- _WHAT THIS TASK INVOLVES_
Using the records that follow, copy every line containing the word "电耗调整系数".

⁂

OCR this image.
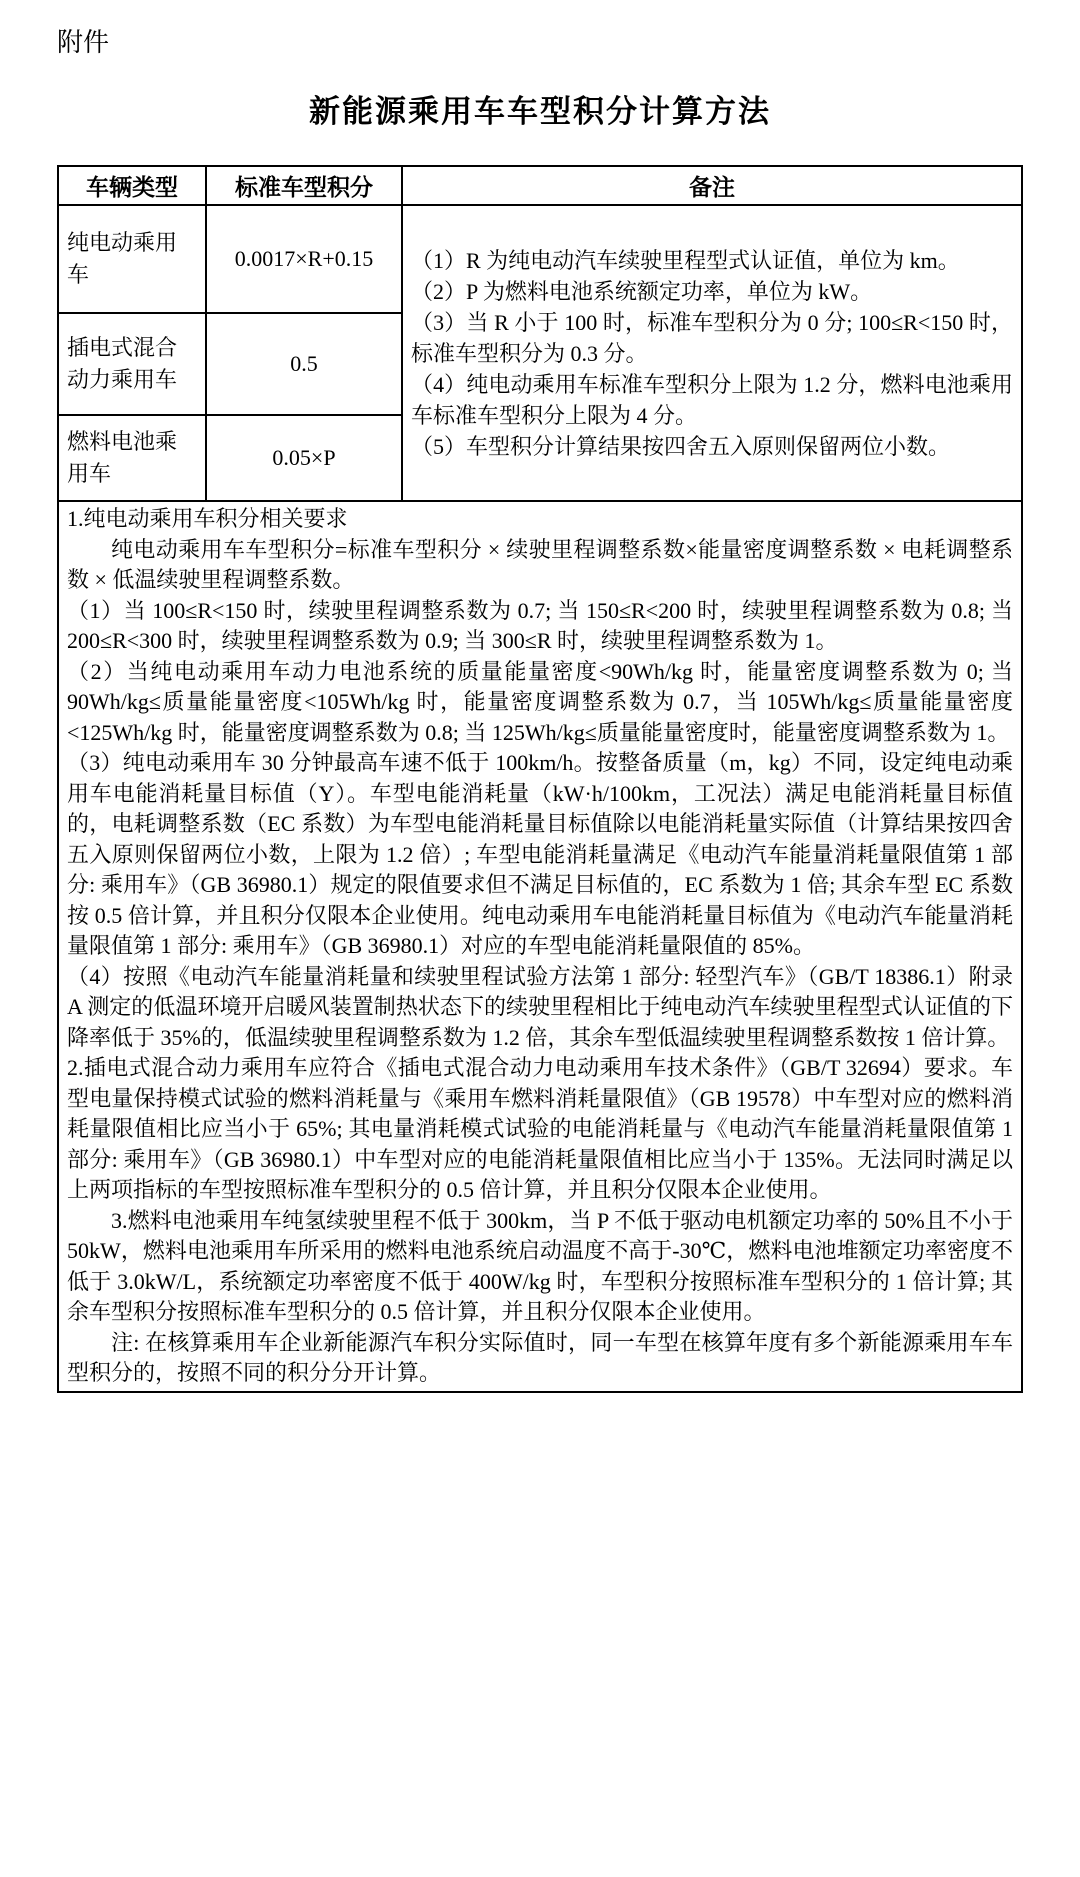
附件
新能源乘用车车型积分计算方法
车辆类型	标准车型积分	备注
纯电动乘用车	0.0017×R+0.15	（1）R 为纯电动汽车续驶里程型式认证值，单位为 km。

（2）P 为燃料电池系统额定功率，单位为 kW。

（3）当 R 小于 100 时，标准车型积分为 0 分; 100≤R<150 时，标准车型积分为 0.3 分。

（4）纯电动乘用车标准车型积分上限为 1.2 分，燃料电池乘用车标准车型积分上限为 4 分。

（5）车型积分计算结果按四舍五入原则保留两位小数。

插电式混合动力乘用车	0.5	
燃料电池乘用车	0.05×P	

1.纯电动乘用车积分相关要求

纯电动乘用车车型积分=标准车型积分 × 续驶里程调整系数×能量密度调整系数 × 电耗调整系数 × 低温续驶里程调整系数。

（1）当 100≤R<150 时，续驶里程调整系数为 0.7; 当 150≤R<200 时，续驶里程调整系数为 0.8; 当 200≤R<300 时，续驶里程调整系数为 0.9; 当 300≤R 时，续驶里程调整系数为 1。

（2）当纯电动乘用车动力电池系统的质量能量密度<90Wh/kg 时，能量密度调整系数为 0; 当 90Wh/kg≤质量能量密度<105Wh/kg 时，能量密度调整系数为 0.7，当 105Wh/kg≤质量能量密度<125Wh/kg 时，能量密度调整系数为 0.8; 当 125Wh/kg≤质量能量密度时，能量密度调整系数为 1。

（3）纯电动乘用车 30 分钟最高车速不低于 100km/h。按整备质量（m，kg）不同，设定纯电动乘用车电能消耗量目标值（Y）。车型电能消耗量（kW·h/100km，工况法）满足电能消耗量目标值的，电耗调整系数（EC 系数）为车型电能消耗量目标值除以电能消耗量实际值（计算结果按四舍五入原则保留两位小数，上限为 1.2 倍）; 车型电能消耗量满足《电动汽车能量消耗量限值第 1 部分: 乘用车》（GB 36980.1）规定的限值要求但不满足目标值的，EC 系数为 1 倍; 其余车型 EC 系数按 0.5 倍计算，并且积分仅限本企业使用。纯电动乘用车电能消耗量目标值为《电动汽车能量消耗量限值第 1 部分: 乘用车》（GB 36980.1）对应的车型电能消耗量限值的 85%。

（4）按照《电动汽车能量消耗量和续驶里程试验方法第 1 部分: 轻型汽车》（GB/T 18386.1）附录 A 测定的低温环境开启暖风装置制热状态下的续驶里程相比于纯电动汽车续驶里程型式认证值的下降率低于 35%的，低温续驶里程调整系数为 1.2 倍，其余车型低温续驶里程调整系数按 1 倍计算。

2.插电式混合动力乘用车应符合《插电式混合动力电动乘用车技术条件》（GB/T 32694）要求。车型电量保持模式试验的燃料消耗量与《乘用车燃料消耗量限值》（GB 19578）中车型对应的燃料消耗量限值相比应当小于 65%; 其电量消耗模式试验的电能消耗量与《电动汽车能量消耗量限值第 1 部分: 乘用车》（GB 36980.1）中车型对应的电能消耗量限值相比应当小于 135%。无法同时满足以上两项指标的车型按照标准车型积分的 0.5 倍计算，并且积分仅限本企业使用。

3.燃料电池乘用车纯氢续驶里程不低于 300km，当 P 不低于驱动电机额定功率的 50%且不小于 50kW，燃料电池乘用车所采用的燃料电池系统启动温度不高于-30℃，燃料电池堆额定功率密度不低于 3.0kW/L，系统额定功率密度不低于 400W/kg 时，车型积分按照标准车型积分的 1 倍计算; 其余车型积分按照标准车型积分的 0.5 倍计算，并且积分仅限本企业使用。

注: 在核算乘用车企业新能源汽车积分实际值时，同一车型在核算年度有多个新能源乘用车车型积分的，按照不同的积分分开计算。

⁂

- _SOLUTION_
纯电动乘用车车型积分=标准车型积分 × 续驶里程调整系数×能量密度调整系数 × 电耗调整系数 × 低温续驶里程调整系数。
（3）纯电动乘用车 30 分钟最高车速不低于 100km/h。按整备质量（m，kg）不同，设定纯电动乘用车电能消耗量目标值（Y）。车型电能消耗量（kW·h/100km，工况法）满足电能消耗量目标值的，电耗调整系数（EC 系数）为车型电能消耗量目标值除以电能消耗量实际值（计算结果按四舍五入原则保留两位小数，上限为 1.2 倍）; 车型电能消耗量满足《电动汽车能量消耗量限值第 1 部分: 乘用车》（GB 36980.1）规定的限值要求但不满足目标值的，EC 系数为 1 倍; 其余车型 EC 系数按 0.5 倍计算，并且积分仅限本企业使用。纯电动乘用车电能消耗量目标值为《电动汽车能量消耗量限值第 1 部分: 乘用车》（GB 36980.1）对应的车型电能消耗量限值的 85%。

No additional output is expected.